EXERCISE DIRECTIONS
Locate all lines in the data below that hold "resistance" and show them.

Extracted data entries
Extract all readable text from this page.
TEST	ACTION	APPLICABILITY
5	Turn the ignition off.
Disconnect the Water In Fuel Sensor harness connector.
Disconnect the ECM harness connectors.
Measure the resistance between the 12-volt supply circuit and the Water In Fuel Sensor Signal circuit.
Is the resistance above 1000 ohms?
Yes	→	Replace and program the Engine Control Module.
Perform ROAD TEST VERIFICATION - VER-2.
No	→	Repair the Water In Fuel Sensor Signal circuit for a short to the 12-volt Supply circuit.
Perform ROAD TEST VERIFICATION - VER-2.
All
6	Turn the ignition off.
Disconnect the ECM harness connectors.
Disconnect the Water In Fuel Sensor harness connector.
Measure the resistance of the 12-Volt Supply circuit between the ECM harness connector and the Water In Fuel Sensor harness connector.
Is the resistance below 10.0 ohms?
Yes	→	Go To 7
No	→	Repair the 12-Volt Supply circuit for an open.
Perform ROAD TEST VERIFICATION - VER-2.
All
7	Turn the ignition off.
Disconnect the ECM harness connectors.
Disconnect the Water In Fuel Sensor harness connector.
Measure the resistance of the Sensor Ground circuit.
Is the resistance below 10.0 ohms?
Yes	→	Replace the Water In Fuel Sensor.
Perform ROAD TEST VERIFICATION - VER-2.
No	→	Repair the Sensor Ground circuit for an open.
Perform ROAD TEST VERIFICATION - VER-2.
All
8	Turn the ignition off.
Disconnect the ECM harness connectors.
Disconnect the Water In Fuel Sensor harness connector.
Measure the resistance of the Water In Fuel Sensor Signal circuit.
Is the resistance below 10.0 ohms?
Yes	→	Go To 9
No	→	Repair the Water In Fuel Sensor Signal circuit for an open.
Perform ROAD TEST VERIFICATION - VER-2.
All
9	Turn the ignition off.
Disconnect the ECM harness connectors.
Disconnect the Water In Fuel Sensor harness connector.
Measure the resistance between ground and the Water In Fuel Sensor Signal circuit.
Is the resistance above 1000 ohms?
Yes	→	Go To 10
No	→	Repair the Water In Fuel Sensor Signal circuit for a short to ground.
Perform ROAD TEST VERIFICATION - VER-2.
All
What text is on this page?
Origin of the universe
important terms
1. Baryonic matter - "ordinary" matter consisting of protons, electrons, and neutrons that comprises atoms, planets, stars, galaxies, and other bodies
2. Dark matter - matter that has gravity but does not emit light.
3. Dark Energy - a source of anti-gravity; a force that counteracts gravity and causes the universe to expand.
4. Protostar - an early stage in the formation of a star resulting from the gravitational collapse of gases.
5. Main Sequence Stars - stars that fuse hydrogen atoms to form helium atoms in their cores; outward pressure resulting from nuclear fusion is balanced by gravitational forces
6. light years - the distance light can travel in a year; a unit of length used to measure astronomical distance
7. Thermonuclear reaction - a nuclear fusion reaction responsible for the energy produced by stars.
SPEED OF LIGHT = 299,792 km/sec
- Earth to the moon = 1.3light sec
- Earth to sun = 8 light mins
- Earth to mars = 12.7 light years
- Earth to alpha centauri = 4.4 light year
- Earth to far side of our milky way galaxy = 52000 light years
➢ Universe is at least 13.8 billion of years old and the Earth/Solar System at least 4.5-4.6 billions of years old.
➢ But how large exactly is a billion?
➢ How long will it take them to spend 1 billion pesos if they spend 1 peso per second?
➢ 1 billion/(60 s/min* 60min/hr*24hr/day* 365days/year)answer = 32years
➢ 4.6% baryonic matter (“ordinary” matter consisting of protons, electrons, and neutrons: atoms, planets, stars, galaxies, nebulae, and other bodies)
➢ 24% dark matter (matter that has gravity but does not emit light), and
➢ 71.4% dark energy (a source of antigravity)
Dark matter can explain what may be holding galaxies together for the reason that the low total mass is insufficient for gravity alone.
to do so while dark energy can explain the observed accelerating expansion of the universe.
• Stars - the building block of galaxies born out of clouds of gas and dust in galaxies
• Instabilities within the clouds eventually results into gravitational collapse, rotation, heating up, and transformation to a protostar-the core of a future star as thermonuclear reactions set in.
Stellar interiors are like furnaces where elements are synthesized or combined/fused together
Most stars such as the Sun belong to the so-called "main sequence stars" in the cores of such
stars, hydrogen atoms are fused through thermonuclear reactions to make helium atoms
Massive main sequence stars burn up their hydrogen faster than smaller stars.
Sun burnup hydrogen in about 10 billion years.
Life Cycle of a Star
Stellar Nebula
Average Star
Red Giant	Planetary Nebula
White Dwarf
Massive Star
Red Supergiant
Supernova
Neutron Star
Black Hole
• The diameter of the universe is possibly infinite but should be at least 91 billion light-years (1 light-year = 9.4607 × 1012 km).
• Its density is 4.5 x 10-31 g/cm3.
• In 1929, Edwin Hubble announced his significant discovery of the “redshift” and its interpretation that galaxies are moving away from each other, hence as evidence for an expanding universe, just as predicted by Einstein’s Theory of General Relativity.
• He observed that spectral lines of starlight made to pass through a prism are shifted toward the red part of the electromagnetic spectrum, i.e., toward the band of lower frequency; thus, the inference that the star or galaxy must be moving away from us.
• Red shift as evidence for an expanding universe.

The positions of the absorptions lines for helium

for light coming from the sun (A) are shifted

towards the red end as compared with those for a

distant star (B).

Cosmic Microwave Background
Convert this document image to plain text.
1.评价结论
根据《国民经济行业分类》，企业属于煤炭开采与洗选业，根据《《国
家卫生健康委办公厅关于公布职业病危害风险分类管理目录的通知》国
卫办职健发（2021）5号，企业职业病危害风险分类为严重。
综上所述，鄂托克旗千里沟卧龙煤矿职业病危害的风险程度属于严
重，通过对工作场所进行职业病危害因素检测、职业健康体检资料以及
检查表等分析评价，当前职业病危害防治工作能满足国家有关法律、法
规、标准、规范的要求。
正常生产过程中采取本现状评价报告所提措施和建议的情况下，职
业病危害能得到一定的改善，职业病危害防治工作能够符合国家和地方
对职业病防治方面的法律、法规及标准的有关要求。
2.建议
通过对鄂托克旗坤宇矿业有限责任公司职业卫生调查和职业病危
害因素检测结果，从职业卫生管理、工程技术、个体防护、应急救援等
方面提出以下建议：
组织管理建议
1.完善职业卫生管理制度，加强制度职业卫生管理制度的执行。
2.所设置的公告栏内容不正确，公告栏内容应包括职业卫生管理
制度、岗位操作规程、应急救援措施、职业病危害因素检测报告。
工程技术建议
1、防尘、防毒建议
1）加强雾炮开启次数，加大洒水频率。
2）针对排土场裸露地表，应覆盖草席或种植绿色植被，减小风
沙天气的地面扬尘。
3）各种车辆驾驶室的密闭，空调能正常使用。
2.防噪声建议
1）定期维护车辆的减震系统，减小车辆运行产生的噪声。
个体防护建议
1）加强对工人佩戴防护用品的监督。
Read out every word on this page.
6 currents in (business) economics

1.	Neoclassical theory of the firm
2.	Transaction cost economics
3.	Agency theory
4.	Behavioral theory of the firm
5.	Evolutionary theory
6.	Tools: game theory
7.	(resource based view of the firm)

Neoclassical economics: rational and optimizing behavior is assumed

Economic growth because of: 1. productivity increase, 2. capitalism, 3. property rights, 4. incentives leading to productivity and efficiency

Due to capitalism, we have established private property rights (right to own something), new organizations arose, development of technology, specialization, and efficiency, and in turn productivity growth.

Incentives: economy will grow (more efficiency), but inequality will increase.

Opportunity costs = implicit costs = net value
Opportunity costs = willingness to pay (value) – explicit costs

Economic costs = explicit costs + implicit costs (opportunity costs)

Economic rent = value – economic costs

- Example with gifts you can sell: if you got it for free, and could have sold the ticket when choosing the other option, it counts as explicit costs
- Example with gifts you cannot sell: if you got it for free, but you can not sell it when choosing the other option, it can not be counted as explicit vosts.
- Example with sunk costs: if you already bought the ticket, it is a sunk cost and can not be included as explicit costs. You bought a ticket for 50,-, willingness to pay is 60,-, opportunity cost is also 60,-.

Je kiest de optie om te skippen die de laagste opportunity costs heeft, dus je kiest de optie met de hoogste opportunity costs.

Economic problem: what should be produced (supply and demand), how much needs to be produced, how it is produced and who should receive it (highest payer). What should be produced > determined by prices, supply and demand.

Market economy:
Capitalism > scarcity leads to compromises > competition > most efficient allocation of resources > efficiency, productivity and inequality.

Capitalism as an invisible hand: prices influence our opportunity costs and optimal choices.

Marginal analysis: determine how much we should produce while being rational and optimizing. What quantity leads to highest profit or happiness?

OUTPUT FOR THIS TASK
Measure the resistance between the 12-volt supply circuit and the Water In Fuel Sensor Signal circuit.
Is the resistance above 1000 ohms?
Measure the resistance of the 12-Volt Supply circuit between the ECM harness connector and the Water In Fuel Sensor harness connector.
Is the resistance below 10.0 ohms?
Measure the resistance of the Sensor Ground circuit.
Is the resistance below 10.0 ohms?
Measure the resistance of the Water In Fuel Sensor Signal circuit.
Is the resistance below 10.0 ohms?
Measure the resistance between ground and the Water In Fuel Sensor Signal circuit.
Is the resistance above 1000 ohms?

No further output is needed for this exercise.